= Beginning of Section =
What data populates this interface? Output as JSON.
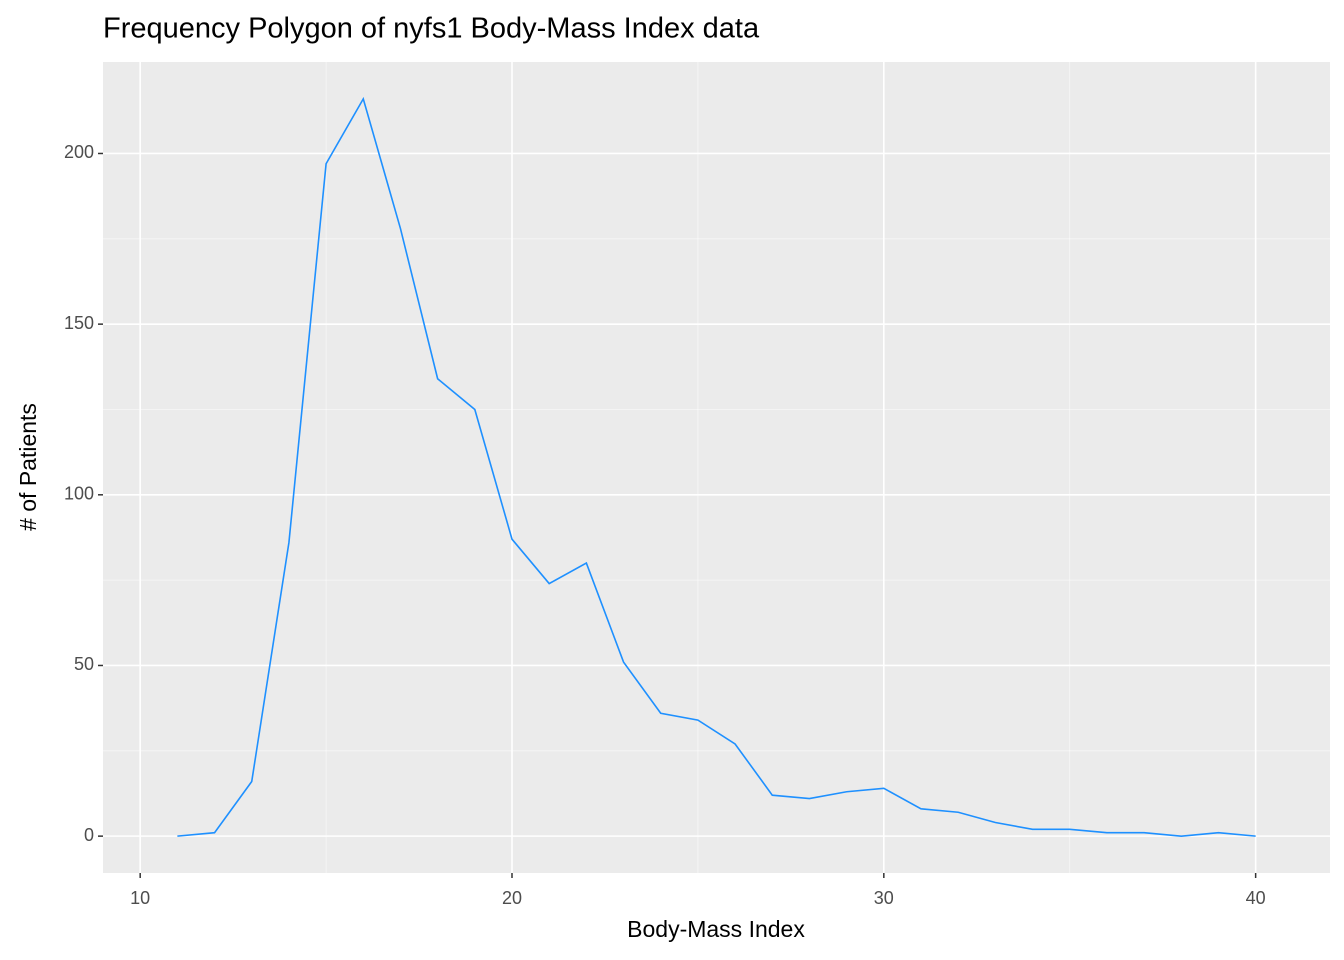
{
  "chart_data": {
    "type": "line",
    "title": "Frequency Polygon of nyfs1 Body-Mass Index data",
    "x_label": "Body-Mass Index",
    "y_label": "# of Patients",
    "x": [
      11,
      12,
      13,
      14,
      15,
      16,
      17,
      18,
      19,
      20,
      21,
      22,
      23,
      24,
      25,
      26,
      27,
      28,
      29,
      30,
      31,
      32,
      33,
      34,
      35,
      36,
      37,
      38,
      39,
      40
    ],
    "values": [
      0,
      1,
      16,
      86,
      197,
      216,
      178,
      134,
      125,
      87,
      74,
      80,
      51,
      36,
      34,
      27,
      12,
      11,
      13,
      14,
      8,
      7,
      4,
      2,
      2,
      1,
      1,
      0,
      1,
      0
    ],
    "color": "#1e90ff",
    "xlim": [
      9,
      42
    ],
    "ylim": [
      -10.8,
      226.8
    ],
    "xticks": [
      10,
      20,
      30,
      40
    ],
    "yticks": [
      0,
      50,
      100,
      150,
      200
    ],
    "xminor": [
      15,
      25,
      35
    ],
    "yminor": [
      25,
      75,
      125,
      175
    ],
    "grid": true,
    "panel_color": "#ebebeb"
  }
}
= End of Section =
**Task directions:** Find the lines in the entries above where "Mass" occurs, and copy each of them.

**Output for this exercise:**
    "title": "Frequency Polygon of nyfs1 Body-Mass Index data",
    "x_label": "Body-Mass Index",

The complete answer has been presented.